-- What you need to do --
Filter the data for lines with the word "kind", then copy every line so identified.

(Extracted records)

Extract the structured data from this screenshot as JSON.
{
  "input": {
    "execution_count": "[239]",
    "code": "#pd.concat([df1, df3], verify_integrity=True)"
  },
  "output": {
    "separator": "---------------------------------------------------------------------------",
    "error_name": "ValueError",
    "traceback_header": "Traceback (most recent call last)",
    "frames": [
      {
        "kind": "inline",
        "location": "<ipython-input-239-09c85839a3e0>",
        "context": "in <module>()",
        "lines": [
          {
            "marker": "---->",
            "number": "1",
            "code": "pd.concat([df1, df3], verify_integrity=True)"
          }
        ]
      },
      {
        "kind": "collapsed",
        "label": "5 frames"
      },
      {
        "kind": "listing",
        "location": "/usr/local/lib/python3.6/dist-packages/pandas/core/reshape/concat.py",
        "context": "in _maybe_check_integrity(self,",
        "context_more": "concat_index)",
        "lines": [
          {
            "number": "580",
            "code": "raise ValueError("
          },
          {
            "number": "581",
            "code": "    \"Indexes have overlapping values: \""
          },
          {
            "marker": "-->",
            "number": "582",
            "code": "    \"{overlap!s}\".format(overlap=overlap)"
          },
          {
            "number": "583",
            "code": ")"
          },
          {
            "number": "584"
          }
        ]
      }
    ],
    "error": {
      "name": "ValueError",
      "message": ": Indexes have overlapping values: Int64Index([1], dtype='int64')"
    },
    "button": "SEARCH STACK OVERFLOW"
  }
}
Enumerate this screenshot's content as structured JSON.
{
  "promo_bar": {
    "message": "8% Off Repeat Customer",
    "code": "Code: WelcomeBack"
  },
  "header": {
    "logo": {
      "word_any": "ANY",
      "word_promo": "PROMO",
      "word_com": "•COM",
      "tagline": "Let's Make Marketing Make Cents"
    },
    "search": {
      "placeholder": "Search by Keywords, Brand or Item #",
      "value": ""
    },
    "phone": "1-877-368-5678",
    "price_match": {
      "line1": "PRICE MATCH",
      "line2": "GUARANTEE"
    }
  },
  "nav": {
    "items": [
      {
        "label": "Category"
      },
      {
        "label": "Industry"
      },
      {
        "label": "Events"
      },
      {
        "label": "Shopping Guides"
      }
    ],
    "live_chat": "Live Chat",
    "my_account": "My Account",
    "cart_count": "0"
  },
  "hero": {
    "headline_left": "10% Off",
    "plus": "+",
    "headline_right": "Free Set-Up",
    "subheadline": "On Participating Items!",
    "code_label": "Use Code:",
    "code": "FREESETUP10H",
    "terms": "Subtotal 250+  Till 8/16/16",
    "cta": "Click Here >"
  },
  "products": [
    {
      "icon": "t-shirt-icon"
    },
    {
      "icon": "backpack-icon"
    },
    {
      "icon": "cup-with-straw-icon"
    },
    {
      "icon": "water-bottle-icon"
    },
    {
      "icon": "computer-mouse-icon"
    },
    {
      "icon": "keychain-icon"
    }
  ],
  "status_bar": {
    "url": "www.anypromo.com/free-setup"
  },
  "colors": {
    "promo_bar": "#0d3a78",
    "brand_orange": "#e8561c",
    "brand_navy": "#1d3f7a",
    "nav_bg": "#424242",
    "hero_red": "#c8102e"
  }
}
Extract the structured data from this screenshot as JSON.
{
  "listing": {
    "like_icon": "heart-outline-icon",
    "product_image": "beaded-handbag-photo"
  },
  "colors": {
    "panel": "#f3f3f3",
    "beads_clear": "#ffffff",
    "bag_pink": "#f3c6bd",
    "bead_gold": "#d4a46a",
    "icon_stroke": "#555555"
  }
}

-- Solution to the problem --
        "kind": "inline",
        "kind": "collapsed",
        "kind": "listing",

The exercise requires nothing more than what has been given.